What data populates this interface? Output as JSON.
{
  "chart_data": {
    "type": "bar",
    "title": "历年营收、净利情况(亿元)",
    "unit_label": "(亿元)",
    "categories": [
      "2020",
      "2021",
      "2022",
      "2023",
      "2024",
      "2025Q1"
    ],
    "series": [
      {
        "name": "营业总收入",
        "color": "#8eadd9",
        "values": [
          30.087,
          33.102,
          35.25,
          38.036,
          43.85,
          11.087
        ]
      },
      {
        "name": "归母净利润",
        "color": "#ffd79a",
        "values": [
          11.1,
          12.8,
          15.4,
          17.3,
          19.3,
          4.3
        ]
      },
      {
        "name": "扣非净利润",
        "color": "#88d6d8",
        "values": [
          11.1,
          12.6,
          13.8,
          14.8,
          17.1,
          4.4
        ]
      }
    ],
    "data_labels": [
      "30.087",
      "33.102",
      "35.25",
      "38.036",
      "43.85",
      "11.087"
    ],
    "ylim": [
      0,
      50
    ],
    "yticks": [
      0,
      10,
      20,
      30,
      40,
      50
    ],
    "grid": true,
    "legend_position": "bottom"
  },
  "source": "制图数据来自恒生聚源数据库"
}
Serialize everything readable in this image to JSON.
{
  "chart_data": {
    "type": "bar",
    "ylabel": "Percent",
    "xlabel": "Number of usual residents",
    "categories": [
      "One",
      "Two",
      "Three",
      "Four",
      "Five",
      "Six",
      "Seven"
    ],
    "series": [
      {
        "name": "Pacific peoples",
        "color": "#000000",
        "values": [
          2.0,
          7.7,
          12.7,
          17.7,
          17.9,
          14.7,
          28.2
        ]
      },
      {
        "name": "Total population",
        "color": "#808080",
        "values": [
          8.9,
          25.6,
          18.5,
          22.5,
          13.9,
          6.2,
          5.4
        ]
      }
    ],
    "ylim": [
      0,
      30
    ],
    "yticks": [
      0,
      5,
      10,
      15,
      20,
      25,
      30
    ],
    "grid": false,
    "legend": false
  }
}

══════

▶ [Task prompt]: Extract each line of the material exactly as it stands.

▶ [Response to this task]:
What data populates this interface? Output as JSON.
{
  "chart_data": {
    "type": "bar",
    "title": "历年营收、净利情况(亿元)",
    "unit_label": "(亿元)",
    "categories": [
      "2020",
      "2021",
      "2022",
      "2023",
      "2024",
      "2025Q1"
    ],
    "series": [
      {
        "name": "营业总收入",
        "color": "#8eadd9",
        "values": [
          30.087,
          33.102,
          35.25,
          38.036,
          43.85,
          11.087
        ]
      },
      {
        "name": "归母净利润",
        "color": "#ffd79a",
        "values": [
          11.1,
          12.8,
          15.4,
          17.3,
          19.3,
          4.3
        ]
      },
      {
        "name": "扣非净利润",
        "color": "#88d6d8",
        "values": [
          11.1,
          12.6,
          13.8,
          14.8,
          17.1,
          4.4
        ]
      }
    ],
    "data_labels": [
      "30.087",
      "33.102",
      "35.25",
      "38.036",
      "43.85",
      "11.087"
    ],
    "ylim": [
      0,
      50
    ],
    "yticks": [
      0,
      10,
      20,
      30,
      40,
      50
    ],
    "grid": true,
    "legend_position": "bottom"
  },
  "source": "制图数据来自恒生聚源数据库"
}
Serialize everything readable in this image to JSON.
{
  "chart_data": {
    "type": "bar",
    "ylabel": "Percent",
    "xlabel": "Number of usual residents",
    "categories": [
      "One",
      "Two",
      "Three",
      "Four",
      "Five",
      "Six",
      "Seven"
    ],
    "series": [
      {
        "name": "Pacific peoples",
        "color": "#000000",
        "values": [
          2.0,
          7.7,
          12.7,
          17.7,
          17.9,
          14.7,
          28.2
        ]
      },
      {
        "name": "Total population",
        "color": "#808080",
        "values": [
          8.9,
          25.6,
          18.5,
          22.5,
          13.9,
          6.2,
          5.4
        ]
      }
    ],
    "ylim": [
      0,
      30
    ],
    "yticks": [
      0,
      5,
      10,
      15,
      20,
      25,
      30
    ],
    "grid": false,
    "legend": false
  }
}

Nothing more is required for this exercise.